Required work: Gather up all lines that carry the word "Public".
━━━━━━
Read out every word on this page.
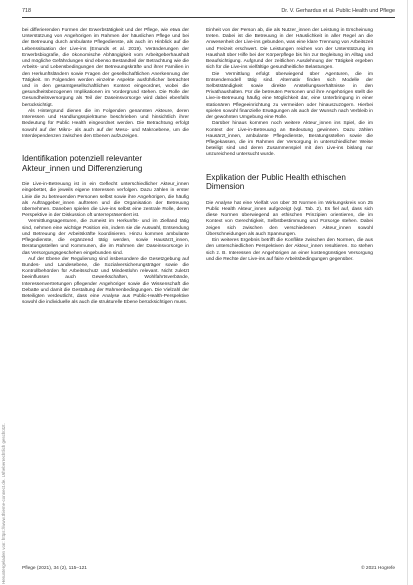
Heruntergeladen von: https://www.thieme-connect.de. Urheberrechtlich geschützt.
718	Dr. V. Gerhardus et al. Public Health und Pflege

bei differierenden Formen der Erwerbstätigkeit und der Pflege, wie etwa der Unterstützung von Angehörigen im Rahmen der häuslichen Pflege und bei der Betreuung durch ambulante Pflegedienste, als auch im Hinblick auf die Lebenssituation der Live-ins (Emunds et al. 2019). Veränderungen der Erwerbsbiografie, die ökonomische Abhängigkeit vom Arbeitgeberhaushalt und mögliche Gefährdungen sind ebenso Bestandteil der Betrachtung wie die Arbeits- und Lebensbedingungen der Betreuungskräfte und ihrer Familien in den Herkunftsländern sowie Fragen der gesellschaftlichen Anerkennung der Tätigkeit. Im Folgenden werden einzelne Aspekte ausführlicher betrachtet und in den gesamtgesellschaftlichen Kontext eingeordnet, wobei die gesundheitsbezogenen Implikationen im Vordergrund stehen. Die Rolle der Gesundheitsversorgung als Teil der Daseinsvorsorge wird dabei ebenfalls berücksichtigt.

Als Hintergrund dienen die im Folgenden genannten Akteure, deren Interessen und Handlungsspielräume beschrieben und hinsichtlich ihrer Bedeutung für Public Health eingeordnet werden. Die Betrachtung erfolgt sowohl auf der Mikro- als auch auf der Meso- und Makroebene, um die Interdependenzen zwischen den Ebenen aufzuzeigen.

Identifikation potenziell relevanter Akteur_innen und Differenzierung

Die Live-in-Betreuung ist in ein Geflecht unterschiedlicher Akteur_innen eingebettet, die jeweils eigene Interessen verfolgen. Dazu zählen in erster Linie die zu betreuenden Personen selbst sowie ihre Angehörigen, die häufig als Auftraggeber_innen auftreten und die Organisation der Betreuung übernehmen. Daneben spielen die Live-ins selbst eine zentrale Rolle, deren Perspektive in der Diskussion oft unterrepräsentiert ist.

Vermittlungsagenturen, die zumeist im Herkunfts- und im Zielland tätig sind, nehmen eine wichtige Position ein, indem sie die Auswahl, Entsendung und Betreuung der Arbeitskräfte koordinieren. Hinzu kommen ambulante Pflegedienste, die ergänzend tätig werden, sowie Hausärzt_innen, Beratungsstellen und Kommunen, die im Rahmen der Daseinsvorsorge in das Versorgungsgeschehen eingebunden sind.

Auf der Ebene der Regulierung sind insbesondere die Gesetzgebung auf Bundes- und Landesebene, die Sozialversicherungsträger sowie die Kontrollbehörden für Arbeitsschutz und Mindestlohn relevant. Nicht zuletzt beeinflussen auch Gewerkschaften, Wohlfahrtsverbände, Interessenvertretungen pflegender Angehöriger sowie die Wissenschaft die Debatte und damit die Gestaltung der Rahmenbedingungen. Die Vielzahl der Beteiligten verdeutlicht, dass eine Analyse aus Public-Health-Perspektive sowohl die individuelle als auch die strukturelle Ebene berücksichtigen muss.

Einheit von der Person ab, die als Nutzer_innen der Leistung in Erscheinung treten. Dabei ist die Betreuung in der Häuslichkeit in aller Regel an die Anwesenheit der Live-ins gebunden, was eine klare Trennung von Arbeitszeit und Freizeit erschwert. Die Leistungen reichen von der Unterstützung im Haushalt über Hilfe bei der Körperpflege bis hin zur Begleitung im Alltag und Beaufsichtigung. Aufgrund der zeitlichen Ausdehnung der Tätigkeit ergeben sich für die Live-ins vielfältige gesundheitliche Belastungen.

Die Vermittlung erfolgt überwiegend über Agenturen, die im Entsendemodell tätig sind. Alternativ finden sich Modelle der Selbstständigkeit sowie direkte Anstellungsverhältnisse in den Privathaushalten. Für die betreuten Personen und ihre Angehörigen stellt die Live-in-Betreuung häufig eine Möglichkeit dar, eine Unterbringung in einer stationären Pflegeeinrichtung zu vermeiden oder hinauszuzögern. Hierbei spielen sowohl finanzielle Erwägungen als auch der Wunsch nach Verbleib in der gewohnten Umgebung eine Rolle.

Darüber hinaus kommen noch weitere Akteur_innen ins Spiel, die im Kontext der Live-in-Betreuung an Bedeutung gewinnen. Dazu zählen Hausärzt_innen, ambulante Pflegedienste, Beratungsstellen sowie die Pflegekassen, die im Rahmen der Versorgung in unterschiedlicher Weise beteiligt sind und deren Zusammenspiel mit den Live-ins bislang nur unzureichend untersucht wurde.

Explikation der Public Health ethischen Dimension

Die Analyse hat eine Vielfalt von über 30 Normen im Wirkungskreis von 25 Public Health Akteur_innen aufgezeigt (vgl. Tab. 2). Es fiel auf, dass sich diese Normen überwiegend an ethischen Prinzipien orientieren, die im Kontext von Gerechtigkeit, Selbstbestimmung und Fürsorge stehen. Dabei zeigen sich zwischen den verschiedenen Akteur_innen sowohl Überschneidungen als auch Spannungen.

Ein weiteres Ergebnis betrifft die Konflikte zwischen den Normen, die aus den unterschiedlichen Perspektiven der Akteur_innen resultieren. So stehen sich z. B. Interessen der Angehörigen an einer kostengünstigen Versorgung und die Rechte der Live-ins auf faire Arbeitsbedingungen gegenüber.

Pflege (2021), 34 (2), 115–121	© 2021 Hogrefe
━━━━━━
Finished task:
718	Dr. V. Gerhardus et al. Public Health und Pflege
Als Hintergrund dienen die im Folgenden genannten Akteure, deren Interessen und Handlungsspielräume beschrieben und hinsichtlich ihrer Bedeutung für Public Health eingeordnet werden. Die Betrachtung erfolgt sowohl auf der Mikro- als auch auf der Meso- und Makroebene, um die Interdependenzen zwischen den Ebenen aufzuzeigen.
Auf der Ebene der Regulierung sind insbesondere die Gesetzgebung auf Bundes- und Landesebene, die Sozialversicherungsträger sowie die Kontrollbehörden für Arbeitsschutz und Mindestlohn relevant. Nicht zuletzt beeinflussen auch Gewerkschaften, Wohlfahrtsverbände, Interessenvertretungen pflegender Angehöriger sowie die Wissenschaft die Debatte und damit die Gestaltung der Rahmenbedingungen. Die Vielzahl der Beteiligten verdeutlicht, dass eine Analyse aus Public-Health-Perspektive sowohl die individuelle als auch die strukturelle Ebene berücksichtigen muss.
Explikation der Public Health ethischen Dimension
Die Analyse hat eine Vielfalt von über 30 Normen im Wirkungskreis von 25 Public Health Akteur_innen aufgezeigt (vgl. Tab. 2). Es fiel auf, dass sich diese Normen überwiegend an ethischen Prinzipien orientieren, die im Kontext von Gerechtigkeit, Selbstbestimmung und Fürsorge stehen. Dabei zeigen sich zwischen den verschiedenen Akteur_innen sowohl Überschneidungen als auch Spannungen.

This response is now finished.